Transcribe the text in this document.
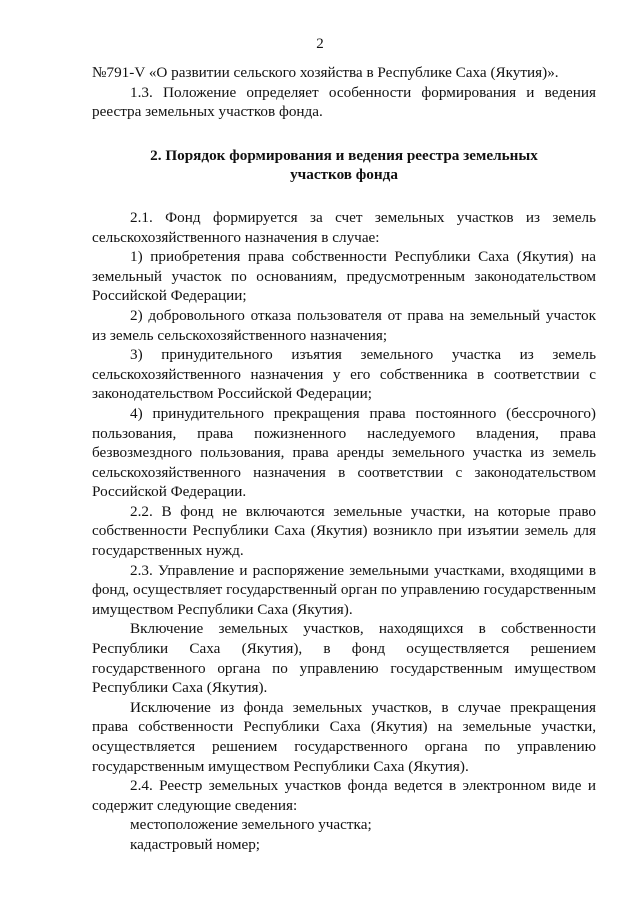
2

№791-V «О развитии сельского хозяйства в Республике Саха (Якутия)».

1.3. Положение определяет особенности формирования и ведения реестра земельных участков фонда.

2. Порядок формирования и ведения реестра земельных участков фонда

2.1. Фонд формируется за счет земельных участков из земель сельскохозяйственного назначения в случае:

1) приобретения права собственности Республики Саха (Якутия) на земельный участок по основаниям, предусмотренным законодательством Российской Федерации;

2) добровольного отказа пользователя от права на земельный участок из земель сельскохозяйственного назначения;

3) принудительного изъятия земельного участка из земель сельскохозяйственного назначения у его собственника в соответствии с законодательством Российской Федерации;

4) принудительного прекращения права постоянного (бессрочного) пользования, права пожизненного наследуемого владения, права безвозмездного пользования, права аренды земельного участка из земель сельскохозяйственного назначения в соответствии с законодательством Российской Федерации.

2.2. В фонд не включаются земельные участки, на которые право собственности Республики Саха (Якутия) возникло при изъятии земель для государственных нужд.

2.3. Управление и распоряжение земельными участками, входящими в фонд, осуществляет государственный орган по управлению государственным имуществом Республики Саха (Якутия).

Включение земельных участков, находящихся в собственности Республики Саха (Якутия), в фонд осуществляется решением государственного органа по управлению государственным имуществом Республики Саха (Якутия).

Исключение из фонда земельных участков, в случае прекращения права собственности Республики Саха (Якутия) на земельные участки, осуществляется решением государственного органа по управлению государственным имуществом Республики Саха (Якутия).

2.4. Реестр земельных участков фонда ведется в электронном виде и содержит следующие сведения:

местоположение земельного участка;

кадастровый номер;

# SET PROBLEM
Drop the images and repeat the data exactly.

# FULL RESPONSE
Transcribe the text in this document.
2

№791-V «О развитии сельского хозяйства в Республике Саха (Якутия)».

1.3. Положение определяет особенности формирования и ведения реестра земельных участков фонда.

2. Порядок формирования и ведения реестра земельных участков фонда

2.1. Фонд формируется за счет земельных участков из земель сельскохозяйственного назначения в случае:

1) приобретения права собственности Республики Саха (Якутия) на земельный участок по основаниям, предусмотренным законодательством Российской Федерации;

2) добровольного отказа пользователя от права на земельный участок из земель сельскохозяйственного назначения;

3) принудительного изъятия земельного участка из земель сельскохозяйственного назначения у его собственника в соответствии с законодательством Российской Федерации;

4) принудительного прекращения права постоянного (бессрочного) пользования, права пожизненного наследуемого владения, права безвозмездного пользования, права аренды земельного участка из земель сельскохозяйственного назначения в соответствии с законодательством Российской Федерации.

2.2. В фонд не включаются земельные участки, на которые право собственности Республики Саха (Якутия) возникло при изъятии земель для государственных нужд.

2.3. Управление и распоряжение земельными участками, входящими в фонд, осуществляет государственный орган по управлению государственным имуществом Республики Саха (Якутия).

Включение земельных участков, находящихся в собственности Республики Саха (Якутия), в фонд осуществляется решением государственного органа по управлению государственным имуществом Республики Саха (Якутия).

Исключение из фонда земельных участков, в случае прекращения права собственности Республики Саха (Якутия) на земельные участки, осуществляется решением государственного органа по управлению государственным имуществом Республики Саха (Якутия).

2.4. Реестр земельных участков фонда ведется в электронном виде и содержит следующие сведения:

местоположение земельного участка;

кадастровый номер;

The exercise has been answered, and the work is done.